-- Start of Input material --

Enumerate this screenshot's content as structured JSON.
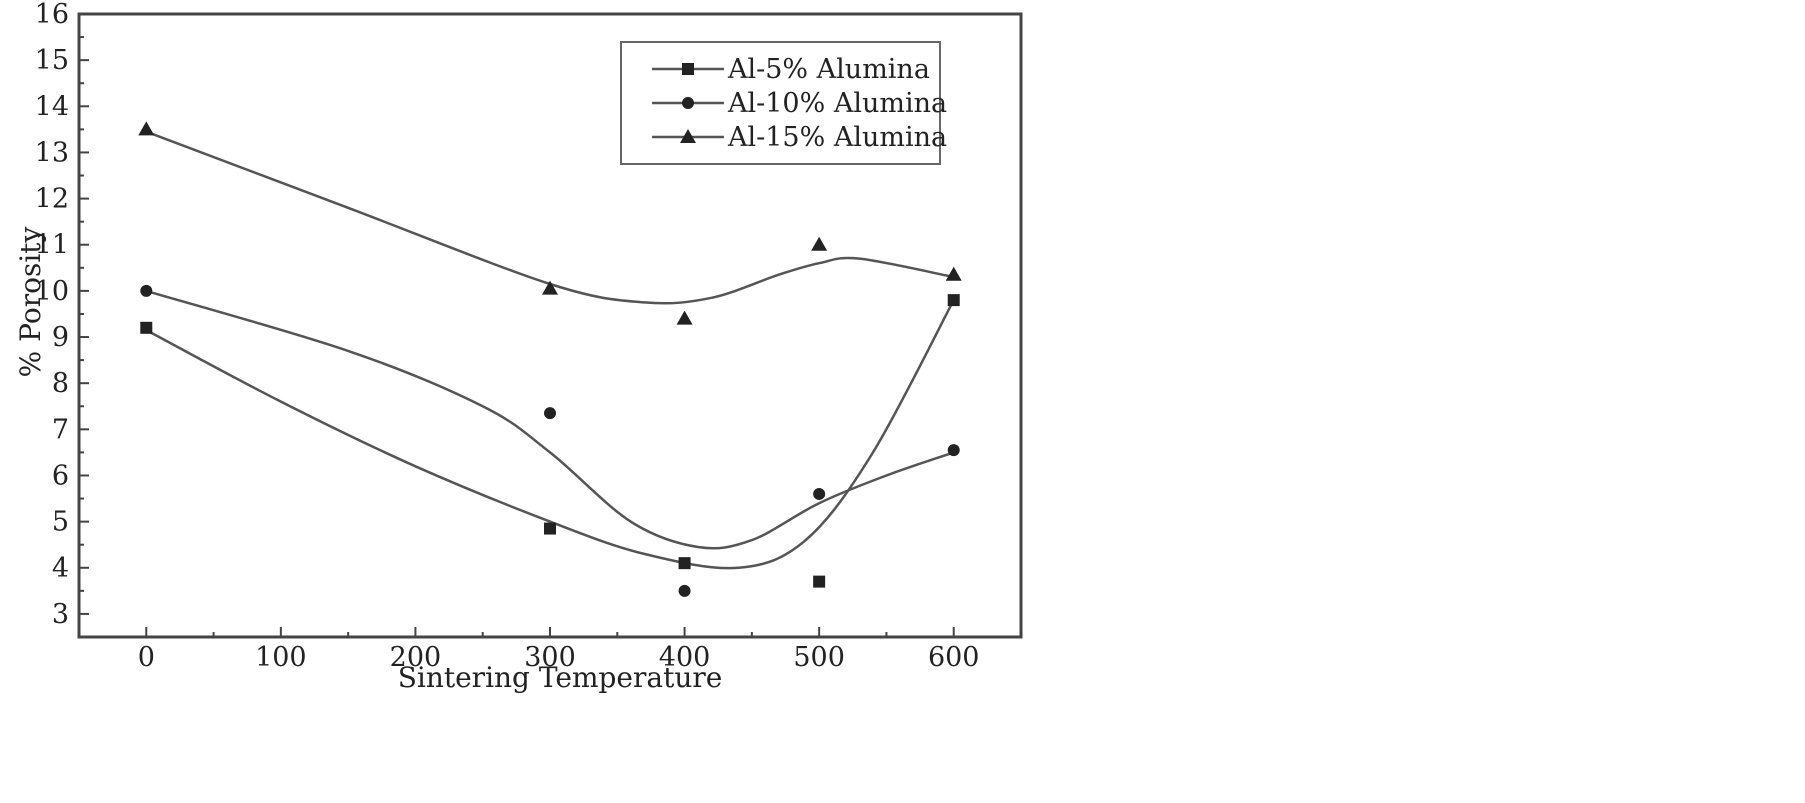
{
  "chart_data": {
    "type": "scatter",
    "title": "",
    "xlabel": "Sintering Temperature",
    "ylabel": "% Porosity",
    "xlim": [
      -50,
      650
    ],
    "ylim": [
      2.5,
      16
    ],
    "xticks": [
      0,
      100,
      200,
      300,
      400,
      500,
      600
    ],
    "yticks": [
      3,
      4,
      5,
      6,
      7,
      8,
      9,
      10,
      11,
      12,
      13,
      14,
      15,
      16
    ],
    "grid": false,
    "legend_position": "top-right",
    "series": [
      {
        "name": "Al-5% Alumina",
        "marker": "square",
        "color": "#222222",
        "x": [
          0,
          300,
          400,
          500,
          600
        ],
        "y": [
          9.2,
          4.85,
          4.1,
          3.7,
          9.8
        ],
        "curve": [
          [
            0,
            9.15
          ],
          [
            100,
            7.6
          ],
          [
            200,
            6.2
          ],
          [
            300,
            5.0
          ],
          [
            370,
            4.3
          ],
          [
            440,
            4.0
          ],
          [
            490,
            4.6
          ],
          [
            540,
            6.5
          ],
          [
            600,
            9.8
          ]
        ]
      },
      {
        "name": "Al-10% Alumina",
        "marker": "circle",
        "color": "#222222",
        "x": [
          0,
          300,
          400,
          500,
          600
        ],
        "y": [
          10.0,
          7.35,
          3.5,
          5.6,
          6.55
        ],
        "curve": [
          [
            0,
            10.0
          ],
          [
            150,
            8.7
          ],
          [
            250,
            7.5
          ],
          [
            300,
            6.5
          ],
          [
            360,
            5.0
          ],
          [
            410,
            4.45
          ],
          [
            450,
            4.6
          ],
          [
            500,
            5.4
          ],
          [
            550,
            6.0
          ],
          [
            600,
            6.5
          ]
        ]
      },
      {
        "name": "Al-15% Alumina",
        "marker": "triangle",
        "color": "#222222",
        "x": [
          0,
          300,
          400,
          500,
          600
        ],
        "y": [
          13.5,
          10.05,
          9.4,
          11.0,
          10.35
        ],
        "curve": [
          [
            0,
            13.45
          ],
          [
            150,
            11.8
          ],
          [
            300,
            10.15
          ],
          [
            370,
            9.75
          ],
          [
            420,
            9.85
          ],
          [
            470,
            10.35
          ],
          [
            500,
            10.6
          ],
          [
            530,
            10.7
          ],
          [
            600,
            10.3
          ]
        ]
      }
    ]
  }
}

-- End of Input material --

Exercise objective
Leave out the pictures and copy every record above exactly.

Output for this task
Enumerate this screenshot's content as structured JSON.
{
  "chart_data": {
    "type": "scatter",
    "title": "",
    "xlabel": "Sintering Temperature",
    "ylabel": "% Porosity",
    "xlim": [
      -50,
      650
    ],
    "ylim": [
      2.5,
      16
    ],
    "xticks": [
      0,
      100,
      200,
      300,
      400,
      500,
      600
    ],
    "yticks": [
      3,
      4,
      5,
      6,
      7,
      8,
      9,
      10,
      11,
      12,
      13,
      14,
      15,
      16
    ],
    "grid": false,
    "legend_position": "top-right",
    "series": [
      {
        "name": "Al-5% Alumina",
        "marker": "square",
        "color": "#222222",
        "x": [
          0,
          300,
          400,
          500,
          600
        ],
        "y": [
          9.2,
          4.85,
          4.1,
          3.7,
          9.8
        ],
        "curve": [
          [
            0,
            9.15
          ],
          [
            100,
            7.6
          ],
          [
            200,
            6.2
          ],
          [
            300,
            5.0
          ],
          [
            370,
            4.3
          ],
          [
            440,
            4.0
          ],
          [
            490,
            4.6
          ],
          [
            540,
            6.5
          ],
          [
            600,
            9.8
          ]
        ]
      },
      {
        "name": "Al-10% Alumina",
        "marker": "circle",
        "color": "#222222",
        "x": [
          0,
          300,
          400,
          500,
          600
        ],
        "y": [
          10.0,
          7.35,
          3.5,
          5.6,
          6.55
        ],
        "curve": [
          [
            0,
            10.0
          ],
          [
            150,
            8.7
          ],
          [
            250,
            7.5
          ],
          [
            300,
            6.5
          ],
          [
            360,
            5.0
          ],
          [
            410,
            4.45
          ],
          [
            450,
            4.6
          ],
          [
            500,
            5.4
          ],
          [
            550,
            6.0
          ],
          [
            600,
            6.5
          ]
        ]
      },
      {
        "name": "Al-15% Alumina",
        "marker": "triangle",
        "color": "#222222",
        "x": [
          0,
          300,
          400,
          500,
          600
        ],
        "y": [
          13.5,
          10.05,
          9.4,
          11.0,
          10.35
        ],
        "curve": [
          [
            0,
            13.45
          ],
          [
            150,
            11.8
          ],
          [
            300,
            10.15
          ],
          [
            370,
            9.75
          ],
          [
            420,
            9.85
          ],
          [
            470,
            10.35
          ],
          [
            500,
            10.6
          ],
          [
            530,
            10.7
          ],
          [
            600,
            10.3
          ]
        ]
      }
    ]
  }
}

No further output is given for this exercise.